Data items
——————

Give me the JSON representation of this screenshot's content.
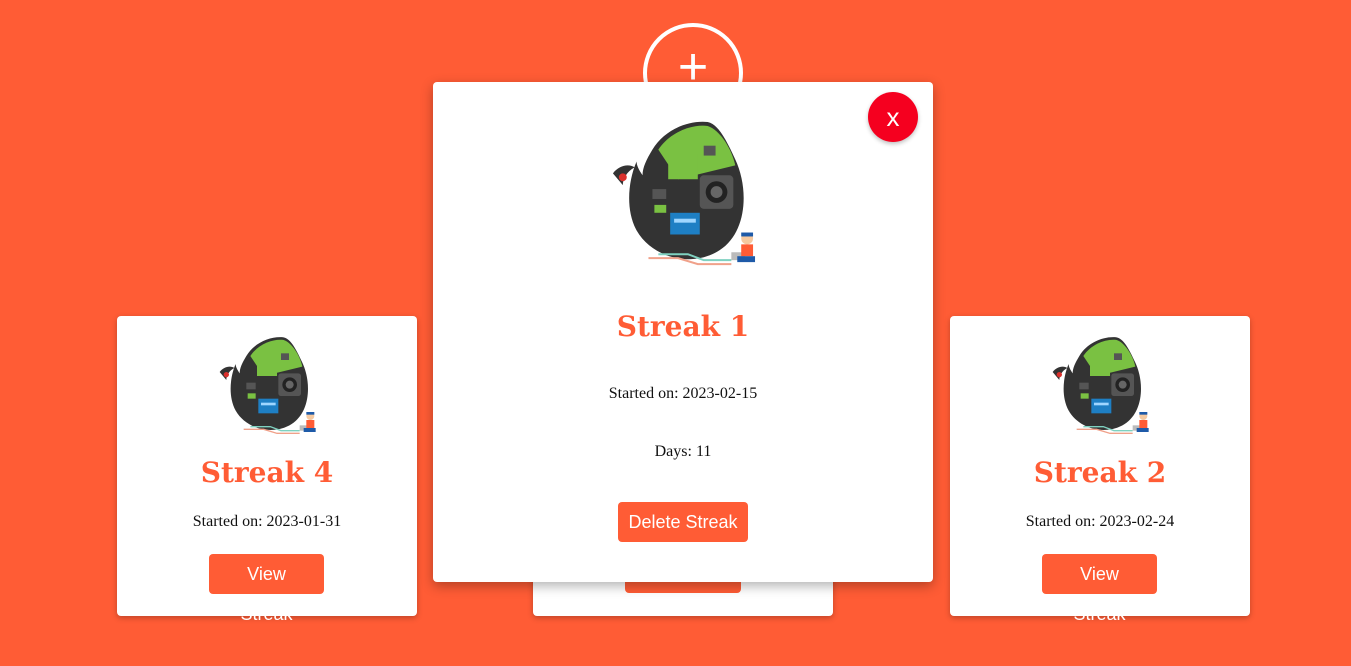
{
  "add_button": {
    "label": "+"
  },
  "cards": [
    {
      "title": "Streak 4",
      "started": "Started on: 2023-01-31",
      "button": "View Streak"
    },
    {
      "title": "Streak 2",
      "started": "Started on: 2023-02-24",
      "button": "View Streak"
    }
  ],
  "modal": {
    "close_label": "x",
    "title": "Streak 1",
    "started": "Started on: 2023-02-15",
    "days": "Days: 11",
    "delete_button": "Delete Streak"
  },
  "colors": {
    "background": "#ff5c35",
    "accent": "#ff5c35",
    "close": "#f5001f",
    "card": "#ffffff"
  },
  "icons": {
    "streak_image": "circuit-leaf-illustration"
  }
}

——————

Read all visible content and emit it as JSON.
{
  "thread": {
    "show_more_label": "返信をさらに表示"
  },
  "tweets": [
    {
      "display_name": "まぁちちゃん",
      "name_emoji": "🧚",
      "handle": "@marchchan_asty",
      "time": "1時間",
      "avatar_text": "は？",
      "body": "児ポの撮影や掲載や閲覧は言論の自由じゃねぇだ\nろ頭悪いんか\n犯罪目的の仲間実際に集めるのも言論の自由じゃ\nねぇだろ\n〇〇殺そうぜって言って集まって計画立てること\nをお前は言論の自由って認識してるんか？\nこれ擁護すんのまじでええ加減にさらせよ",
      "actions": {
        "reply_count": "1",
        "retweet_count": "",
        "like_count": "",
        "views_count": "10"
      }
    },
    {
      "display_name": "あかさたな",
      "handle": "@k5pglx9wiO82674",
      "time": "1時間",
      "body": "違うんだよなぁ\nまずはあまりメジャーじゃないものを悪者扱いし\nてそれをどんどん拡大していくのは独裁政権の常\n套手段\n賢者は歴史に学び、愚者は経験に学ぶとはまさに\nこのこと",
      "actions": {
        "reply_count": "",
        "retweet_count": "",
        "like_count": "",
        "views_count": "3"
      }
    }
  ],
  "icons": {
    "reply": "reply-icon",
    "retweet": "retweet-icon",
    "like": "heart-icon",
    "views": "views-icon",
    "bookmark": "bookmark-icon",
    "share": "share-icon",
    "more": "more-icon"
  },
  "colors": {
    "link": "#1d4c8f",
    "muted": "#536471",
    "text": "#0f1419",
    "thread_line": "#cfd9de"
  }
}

——————

Return only those lines of the records that contain the string "title".

      "title": "Streak 4",
      "title": "Streak 2",
    "title": "Streak 1",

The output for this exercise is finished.